> [The problem]: Arrange each line of the material below as a JSON list of strings, with one string per line and no entries for blank lines.

(Extracted records)
>> START

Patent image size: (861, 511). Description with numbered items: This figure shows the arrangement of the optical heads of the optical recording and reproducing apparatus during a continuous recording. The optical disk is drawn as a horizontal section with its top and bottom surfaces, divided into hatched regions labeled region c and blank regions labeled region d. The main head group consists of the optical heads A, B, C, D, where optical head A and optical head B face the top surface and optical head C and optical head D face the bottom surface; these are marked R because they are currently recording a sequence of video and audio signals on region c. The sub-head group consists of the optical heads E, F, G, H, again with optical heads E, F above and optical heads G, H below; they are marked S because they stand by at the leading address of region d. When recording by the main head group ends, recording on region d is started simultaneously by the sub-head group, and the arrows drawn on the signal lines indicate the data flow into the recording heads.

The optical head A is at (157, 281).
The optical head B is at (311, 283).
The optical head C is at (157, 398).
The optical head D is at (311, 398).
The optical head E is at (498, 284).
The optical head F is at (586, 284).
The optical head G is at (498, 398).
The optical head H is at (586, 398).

>> END

> [Task response]:
[
  "Patent image size: (861, 511). Description with numbered items: This figure shows the arrangement of the optical heads of the optical recording and reproducing apparatus during a continuous recording. The optical disk is drawn as a horizontal section with its top and bottom surfaces, divided into hatched regions labeled region c and blank regions labeled region d. The main head group consists of the optical heads A, B, C, D, where optical head A and optical head B face the top surface and optical head C and optical head D face the bottom surface; these are marked R because they are currently recording a sequence of video and audio signals on region c. The sub-head group consists of the optical heads E, F, G, H, again with optical heads E, F above and optical heads G, H below; they are marked S because they stand by at the leading address of region d. When recording by the main head group ends, recording on region d is started simultaneously by the sub-head group, and the arrows drawn on the signal lines indicate the data flow into the recording heads.",
  "The optical head A is at (157, 281).",
  "The optical head B is at (311, 283).",
  "The optical head C is at (157, 398).",
  "The optical head D is at (311, 398).",
  "The optical head E is at (498, 284).",
  "The optical head F is at (586, 284).",
  "The optical head G is at (498, 398).",
  "The optical head H is at (586, 398)."
]